* **EXERCISE AIM**
Give back the records below exactly, every one, with no pictures.

* **DATA FOR THIS TASK**
────────────────
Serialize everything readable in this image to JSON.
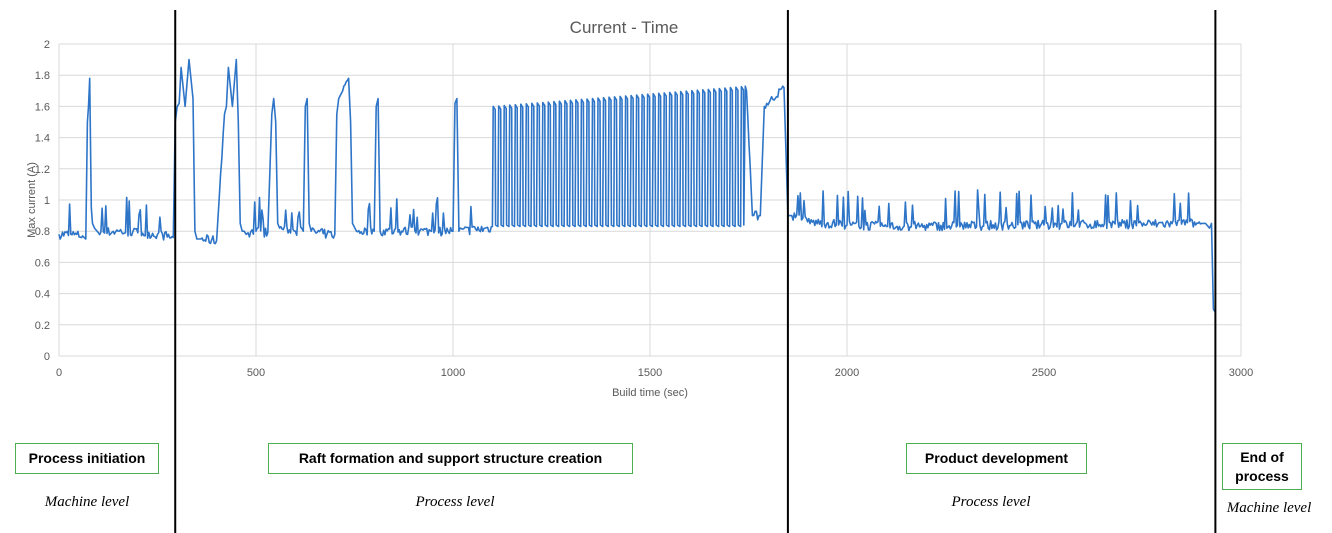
{
  "chart_data": {
    "type": "line",
    "title": "Current - Time",
    "xlabel": "Build time (sec)",
    "ylabel": "Max current (A)",
    "xlim": [
      0,
      3000
    ],
    "ylim": [
      0,
      2
    ],
    "x_ticks": [
      "0",
      "500",
      "1000",
      "1500",
      "2000",
      "2500",
      "3000"
    ],
    "y_ticks": [
      "0",
      "0.2",
      "0.4",
      "0.6",
      "0.8",
      "1",
      "1.2",
      "1.4",
      "1.6",
      "1.8",
      "2"
    ],
    "grid": true,
    "line_color": "#2e75c8",
    "series": [
      {
        "x": [
          0,
          30,
          60,
          68,
          72,
          75,
          78,
          82,
          85,
          90,
          100,
          150,
          200,
          250,
          290,
          295,
          300,
          305,
          310,
          320,
          330,
          340,
          345,
          350,
          360,
          400,
          420,
          425,
          430,
          440,
          450,
          455,
          460,
          465,
          470,
          475,
          480,
          500,
          530,
          540,
          545,
          550,
          555,
          560,
          600,
          620,
          625,
          630,
          635,
          640,
          680,
          700,
          705,
          710,
          720,
          735,
          740,
          745,
          755,
          800,
          805,
          810,
          815,
          1000,
          1005,
          1010,
          1015,
          1100,
          1500,
          1700,
          1710,
          1720,
          1730,
          1745,
          1760,
          1780,
          1790,
          1840,
          1850,
          1860,
          1900,
          2000,
          2100,
          2500,
          2900,
          2910,
          2920,
          2925,
          2930,
          2935
        ],
        "y": [
          0.78,
          0.78,
          0.77,
          0.75,
          1.5,
          1.6,
          1.78,
          0.95,
          0.85,
          0.82,
          0.79,
          0.8,
          0.79,
          0.78,
          0.76,
          1.5,
          1.6,
          1.62,
          1.85,
          1.6,
          1.9,
          1.65,
          0.8,
          0.75,
          0.75,
          0.74,
          1.55,
          1.6,
          1.85,
          1.6,
          1.9,
          1.5,
          0.85,
          0.8,
          0.8,
          0.78,
          0.79,
          0.8,
          0.79,
          1.55,
          1.65,
          1.5,
          0.85,
          0.82,
          0.8,
          0.8,
          1.6,
          1.65,
          0.85,
          0.8,
          0.78,
          0.78,
          1.55,
          1.65,
          1.7,
          1.78,
          1.5,
          0.85,
          0.8,
          0.8,
          1.6,
          1.65,
          0.8,
          0.8,
          1.62,
          1.65,
          0.8,
          0.82,
          0.85,
          0.85,
          1.72,
          1.78,
          1.75,
          1.7,
          0.9,
          0.9,
          1.6,
          1.72,
          0.9,
          0.9,
          0.86,
          0.84,
          0.83,
          0.84,
          0.85,
          0.85,
          0.82,
          0.85,
          0.3,
          0.28
        ],
        "oscillations": [
          {
            "from": 300,
            "to": 1840,
            "low": 0.8,
            "high": 1.68,
            "note": "repeated square pulses"
          }
        ]
      }
    ]
  },
  "phases": [
    {
      "label": "Process initiation",
      "level": "Machine level"
    },
    {
      "label": "Raft formation and support structure creation",
      "level": "Process level"
    },
    {
      "label": "Product development",
      "level": "Process level"
    },
    {
      "label": "End of process",
      "level": "Machine level"
    }
  ],
  "phase_boundaries_sec": [
    295,
    1850,
    2935
  ],
  "colors": {
    "line": "#2e75c8",
    "grid": "#d9d9d9",
    "boundary": "#000000",
    "box_border": "#4caf50"
  }
}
────────────────
* **THE OUTPUT**
Serialize everything readable in this image to JSON.
{
  "chart_data": {
    "type": "line",
    "title": "Current - Time",
    "xlabel": "Build time (sec)",
    "ylabel": "Max current (A)",
    "xlim": [
      0,
      3000
    ],
    "ylim": [
      0,
      2
    ],
    "x_ticks": [
      "0",
      "500",
      "1000",
      "1500",
      "2000",
      "2500",
      "3000"
    ],
    "y_ticks": [
      "0",
      "0.2",
      "0.4",
      "0.6",
      "0.8",
      "1",
      "1.2",
      "1.4",
      "1.6",
      "1.8",
      "2"
    ],
    "grid": true,
    "line_color": "#2e75c8",
    "series": [
      {
        "x": [
          0,
          30,
          60,
          68,
          72,
          75,
          78,
          82,
          85,
          90,
          100,
          150,
          200,
          250,
          290,
          295,
          300,
          305,
          310,
          320,
          330,
          340,
          345,
          350,
          360,
          400,
          420,
          425,
          430,
          440,
          450,
          455,
          460,
          465,
          470,
          475,
          480,
          500,
          530,
          540,
          545,
          550,
          555,
          560,
          600,
          620,
          625,
          630,
          635,
          640,
          680,
          700,
          705,
          710,
          720,
          735,
          740,
          745,
          755,
          800,
          805,
          810,
          815,
          1000,
          1005,
          1010,
          1015,
          1100,
          1500,
          1700,
          1710,
          1720,
          1730,
          1745,
          1760,
          1780,
          1790,
          1840,
          1850,
          1860,
          1900,
          2000,
          2100,
          2500,
          2900,
          2910,
          2920,
          2925,
          2930,
          2935
        ],
        "y": [
          0.78,
          0.78,
          0.77,
          0.75,
          1.5,
          1.6,
          1.78,
          0.95,
          0.85,
          0.82,
          0.79,
          0.8,
          0.79,
          0.78,
          0.76,
          1.5,
          1.6,
          1.62,
          1.85,
          1.6,
          1.9,
          1.65,
          0.8,
          0.75,
          0.75,
          0.74,
          1.55,
          1.6,
          1.85,
          1.6,
          1.9,
          1.5,
          0.85,
          0.8,
          0.8,
          0.78,
          0.79,
          0.8,
          0.79,
          1.55,
          1.65,
          1.5,
          0.85,
          0.82,
          0.8,
          0.8,
          1.6,
          1.65,
          0.85,
          0.8,
          0.78,
          0.78,
          1.55,
          1.65,
          1.7,
          1.78,
          1.5,
          0.85,
          0.8,
          0.8,
          1.6,
          1.65,
          0.8,
          0.8,
          1.62,
          1.65,
          0.8,
          0.82,
          0.85,
          0.85,
          1.72,
          1.78,
          1.75,
          1.7,
          0.9,
          0.9,
          1.6,
          1.72,
          0.9,
          0.9,
          0.86,
          0.84,
          0.83,
          0.84,
          0.85,
          0.85,
          0.82,
          0.85,
          0.3,
          0.28
        ],
        "oscillations": [
          {
            "from": 300,
            "to": 1840,
            "low": 0.8,
            "high": 1.68,
            "note": "repeated square pulses"
          }
        ]
      }
    ]
  },
  "phases": [
    {
      "label": "Process initiation",
      "level": "Machine level"
    },
    {
      "label": "Raft formation and support structure creation",
      "level": "Process level"
    },
    {
      "label": "Product development",
      "level": "Process level"
    },
    {
      "label": "End of process",
      "level": "Machine level"
    }
  ],
  "phase_boundaries_sec": [
    295,
    1850,
    2935
  ],
  "colors": {
    "line": "#2e75c8",
    "grid": "#d9d9d9",
    "boundary": "#000000",
    "box_border": "#4caf50"
  }
}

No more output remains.